> Challenge
Please write the listing below out again exactly, leaving every picture behind.

***

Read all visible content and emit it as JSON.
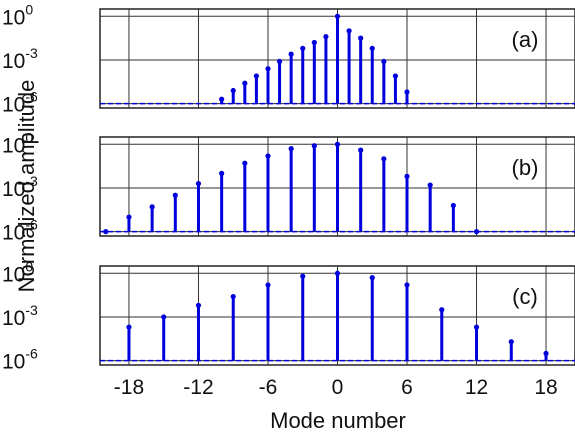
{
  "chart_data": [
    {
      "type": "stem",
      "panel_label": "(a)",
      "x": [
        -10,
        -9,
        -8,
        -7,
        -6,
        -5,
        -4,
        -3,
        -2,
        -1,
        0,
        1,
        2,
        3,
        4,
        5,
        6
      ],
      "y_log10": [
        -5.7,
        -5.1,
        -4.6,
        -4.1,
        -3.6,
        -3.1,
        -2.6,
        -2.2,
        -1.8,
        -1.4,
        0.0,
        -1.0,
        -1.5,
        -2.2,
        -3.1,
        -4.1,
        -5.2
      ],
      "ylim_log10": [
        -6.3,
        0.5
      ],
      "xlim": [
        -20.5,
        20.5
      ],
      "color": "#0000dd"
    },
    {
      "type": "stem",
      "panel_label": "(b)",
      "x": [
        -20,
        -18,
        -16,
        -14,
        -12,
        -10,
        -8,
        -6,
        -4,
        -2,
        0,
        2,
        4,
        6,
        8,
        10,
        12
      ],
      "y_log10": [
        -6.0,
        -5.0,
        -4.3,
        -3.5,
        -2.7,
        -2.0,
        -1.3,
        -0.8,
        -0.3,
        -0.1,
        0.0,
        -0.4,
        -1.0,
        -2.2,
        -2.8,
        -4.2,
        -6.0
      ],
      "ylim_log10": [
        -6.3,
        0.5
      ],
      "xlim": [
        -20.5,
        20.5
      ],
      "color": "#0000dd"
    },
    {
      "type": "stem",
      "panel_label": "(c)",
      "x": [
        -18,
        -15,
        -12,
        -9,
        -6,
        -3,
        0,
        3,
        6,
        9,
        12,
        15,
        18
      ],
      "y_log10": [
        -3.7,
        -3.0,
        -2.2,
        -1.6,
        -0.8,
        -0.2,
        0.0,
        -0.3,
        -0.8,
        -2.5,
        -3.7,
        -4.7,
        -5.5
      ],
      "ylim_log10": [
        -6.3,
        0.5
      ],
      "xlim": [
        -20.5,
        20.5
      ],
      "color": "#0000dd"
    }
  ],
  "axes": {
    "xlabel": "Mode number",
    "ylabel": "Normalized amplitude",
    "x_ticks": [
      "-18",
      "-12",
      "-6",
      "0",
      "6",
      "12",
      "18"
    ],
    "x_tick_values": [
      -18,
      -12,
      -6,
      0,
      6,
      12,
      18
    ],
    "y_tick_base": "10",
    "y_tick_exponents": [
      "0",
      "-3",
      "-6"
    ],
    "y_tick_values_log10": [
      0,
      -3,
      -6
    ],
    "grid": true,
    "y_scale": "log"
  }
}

***

> Task response
Read all visible content and emit it as JSON.
{
  "chart_data": [
    {
      "type": "stem",
      "panel_label": "(a)",
      "x": [
        -10,
        -9,
        -8,
        -7,
        -6,
        -5,
        -4,
        -3,
        -2,
        -1,
        0,
        1,
        2,
        3,
        4,
        5,
        6
      ],
      "y_log10": [
        -5.7,
        -5.1,
        -4.6,
        -4.1,
        -3.6,
        -3.1,
        -2.6,
        -2.2,
        -1.8,
        -1.4,
        0.0,
        -1.0,
        -1.5,
        -2.2,
        -3.1,
        -4.1,
        -5.2
      ],
      "ylim_log10": [
        -6.3,
        0.5
      ],
      "xlim": [
        -20.5,
        20.5
      ],
      "color": "#0000dd"
    },
    {
      "type": "stem",
      "panel_label": "(b)",
      "x": [
        -20,
        -18,
        -16,
        -14,
        -12,
        -10,
        -8,
        -6,
        -4,
        -2,
        0,
        2,
        4,
        6,
        8,
        10,
        12
      ],
      "y_log10": [
        -6.0,
        -5.0,
        -4.3,
        -3.5,
        -2.7,
        -2.0,
        -1.3,
        -0.8,
        -0.3,
        -0.1,
        0.0,
        -0.4,
        -1.0,
        -2.2,
        -2.8,
        -4.2,
        -6.0
      ],
      "ylim_log10": [
        -6.3,
        0.5
      ],
      "xlim": [
        -20.5,
        20.5
      ],
      "color": "#0000dd"
    },
    {
      "type": "stem",
      "panel_label": "(c)",
      "x": [
        -18,
        -15,
        -12,
        -9,
        -6,
        -3,
        0,
        3,
        6,
        9,
        12,
        15,
        18
      ],
      "y_log10": [
        -3.7,
        -3.0,
        -2.2,
        -1.6,
        -0.8,
        -0.2,
        0.0,
        -0.3,
        -0.8,
        -2.5,
        -3.7,
        -4.7,
        -5.5
      ],
      "ylim_log10": [
        -6.3,
        0.5
      ],
      "xlim": [
        -20.5,
        20.5
      ],
      "color": "#0000dd"
    }
  ],
  "axes": {
    "xlabel": "Mode number",
    "ylabel": "Normalized amplitude",
    "x_ticks": [
      "-18",
      "-12",
      "-6",
      "0",
      "6",
      "12",
      "18"
    ],
    "x_tick_values": [
      -18,
      -12,
      -6,
      0,
      6,
      12,
      18
    ],
    "y_tick_base": "10",
    "y_tick_exponents": [
      "0",
      "-3",
      "-6"
    ],
    "y_tick_values_log10": [
      0,
      -3,
      -6
    ],
    "grid": true,
    "y_scale": "log"
  }
}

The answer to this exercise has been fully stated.